--- Start ---
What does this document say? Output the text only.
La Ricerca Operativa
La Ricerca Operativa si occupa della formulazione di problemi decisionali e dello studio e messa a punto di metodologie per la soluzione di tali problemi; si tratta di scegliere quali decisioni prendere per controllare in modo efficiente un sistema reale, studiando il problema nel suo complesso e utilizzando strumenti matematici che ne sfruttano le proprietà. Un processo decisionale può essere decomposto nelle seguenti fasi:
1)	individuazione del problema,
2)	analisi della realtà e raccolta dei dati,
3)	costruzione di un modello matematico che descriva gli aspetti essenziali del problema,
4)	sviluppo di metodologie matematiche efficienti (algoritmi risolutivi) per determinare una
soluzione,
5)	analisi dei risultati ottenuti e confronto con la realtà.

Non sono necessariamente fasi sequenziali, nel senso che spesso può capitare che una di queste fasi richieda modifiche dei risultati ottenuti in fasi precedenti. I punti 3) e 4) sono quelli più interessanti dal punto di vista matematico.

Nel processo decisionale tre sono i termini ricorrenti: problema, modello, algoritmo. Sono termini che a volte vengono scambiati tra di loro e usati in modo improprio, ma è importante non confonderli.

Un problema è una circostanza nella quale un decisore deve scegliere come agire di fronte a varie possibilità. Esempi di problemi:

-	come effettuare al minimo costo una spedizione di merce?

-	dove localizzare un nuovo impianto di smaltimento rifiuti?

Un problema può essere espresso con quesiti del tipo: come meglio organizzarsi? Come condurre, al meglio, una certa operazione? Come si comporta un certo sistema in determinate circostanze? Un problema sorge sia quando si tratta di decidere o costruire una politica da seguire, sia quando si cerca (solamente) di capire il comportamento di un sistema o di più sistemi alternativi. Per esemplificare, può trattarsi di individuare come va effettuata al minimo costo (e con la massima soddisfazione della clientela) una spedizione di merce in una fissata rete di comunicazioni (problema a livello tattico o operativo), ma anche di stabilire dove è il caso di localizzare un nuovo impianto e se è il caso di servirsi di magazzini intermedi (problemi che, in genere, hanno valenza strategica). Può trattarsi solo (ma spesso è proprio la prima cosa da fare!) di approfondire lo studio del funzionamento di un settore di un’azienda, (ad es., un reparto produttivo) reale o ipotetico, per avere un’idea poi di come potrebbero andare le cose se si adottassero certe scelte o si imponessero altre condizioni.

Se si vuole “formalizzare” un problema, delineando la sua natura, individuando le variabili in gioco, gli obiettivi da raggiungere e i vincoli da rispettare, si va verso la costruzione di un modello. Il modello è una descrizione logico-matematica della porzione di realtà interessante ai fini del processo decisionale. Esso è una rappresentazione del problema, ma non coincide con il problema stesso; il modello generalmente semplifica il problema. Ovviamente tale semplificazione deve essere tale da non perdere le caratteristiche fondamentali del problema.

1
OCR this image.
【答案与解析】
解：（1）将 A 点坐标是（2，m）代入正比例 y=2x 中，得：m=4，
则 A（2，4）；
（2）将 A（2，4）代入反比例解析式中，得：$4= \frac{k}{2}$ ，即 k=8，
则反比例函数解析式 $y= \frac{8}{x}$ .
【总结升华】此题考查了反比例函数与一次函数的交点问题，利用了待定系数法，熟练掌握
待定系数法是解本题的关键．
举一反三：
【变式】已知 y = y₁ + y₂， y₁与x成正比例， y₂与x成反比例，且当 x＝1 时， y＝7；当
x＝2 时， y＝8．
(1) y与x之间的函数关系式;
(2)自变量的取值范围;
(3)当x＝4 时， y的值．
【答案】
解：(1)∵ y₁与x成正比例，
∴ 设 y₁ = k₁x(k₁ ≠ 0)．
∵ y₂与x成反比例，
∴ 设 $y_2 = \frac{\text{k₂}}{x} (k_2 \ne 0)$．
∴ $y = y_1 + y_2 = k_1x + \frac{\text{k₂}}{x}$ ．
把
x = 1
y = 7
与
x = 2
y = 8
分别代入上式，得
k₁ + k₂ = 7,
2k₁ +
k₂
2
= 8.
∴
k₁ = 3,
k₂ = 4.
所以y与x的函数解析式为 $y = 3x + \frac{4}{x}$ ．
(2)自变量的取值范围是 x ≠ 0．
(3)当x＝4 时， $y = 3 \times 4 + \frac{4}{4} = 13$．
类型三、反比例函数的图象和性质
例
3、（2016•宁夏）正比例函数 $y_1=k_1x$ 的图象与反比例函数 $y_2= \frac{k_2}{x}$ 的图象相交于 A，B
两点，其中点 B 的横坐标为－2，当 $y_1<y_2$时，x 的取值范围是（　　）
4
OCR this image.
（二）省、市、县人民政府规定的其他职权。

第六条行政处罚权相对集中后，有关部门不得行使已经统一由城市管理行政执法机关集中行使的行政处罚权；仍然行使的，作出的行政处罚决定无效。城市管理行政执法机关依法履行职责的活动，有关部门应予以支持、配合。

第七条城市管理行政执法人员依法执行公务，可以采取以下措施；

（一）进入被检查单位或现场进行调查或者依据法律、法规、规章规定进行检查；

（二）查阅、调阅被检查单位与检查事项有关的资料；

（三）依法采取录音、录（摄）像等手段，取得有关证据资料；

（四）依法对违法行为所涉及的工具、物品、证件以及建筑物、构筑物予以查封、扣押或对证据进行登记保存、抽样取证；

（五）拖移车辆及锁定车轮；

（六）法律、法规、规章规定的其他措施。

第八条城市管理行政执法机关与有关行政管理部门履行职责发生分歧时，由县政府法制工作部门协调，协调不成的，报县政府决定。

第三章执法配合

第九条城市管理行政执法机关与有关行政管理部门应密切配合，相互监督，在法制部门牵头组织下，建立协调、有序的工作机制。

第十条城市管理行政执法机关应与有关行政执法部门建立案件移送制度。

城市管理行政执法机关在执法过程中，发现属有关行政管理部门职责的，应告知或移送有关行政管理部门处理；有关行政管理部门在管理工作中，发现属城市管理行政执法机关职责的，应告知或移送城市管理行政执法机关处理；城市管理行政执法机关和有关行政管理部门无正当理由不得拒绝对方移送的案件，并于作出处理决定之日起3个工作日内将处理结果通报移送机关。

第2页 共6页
--- End ---
**Given task**
In the entries above, identify each line that includes the string "sono", then copy it.

**Output for this task**
Non sono necessariamente fasi sequenziali, nel senso che spesso può capitare che una di queste fasi richieda modifiche dei risultati ottenuti in fasi precedenti. I punti 3) e 4) sono quelli più interessanti dal punto di vista matematico.
Nel processo decisionale tre sono i termini ricorrenti: problema, modello, algoritmo. Sono termini che a volte vengono scambiati tra di loro e usati in modo improprio, ma è importante non confonderli.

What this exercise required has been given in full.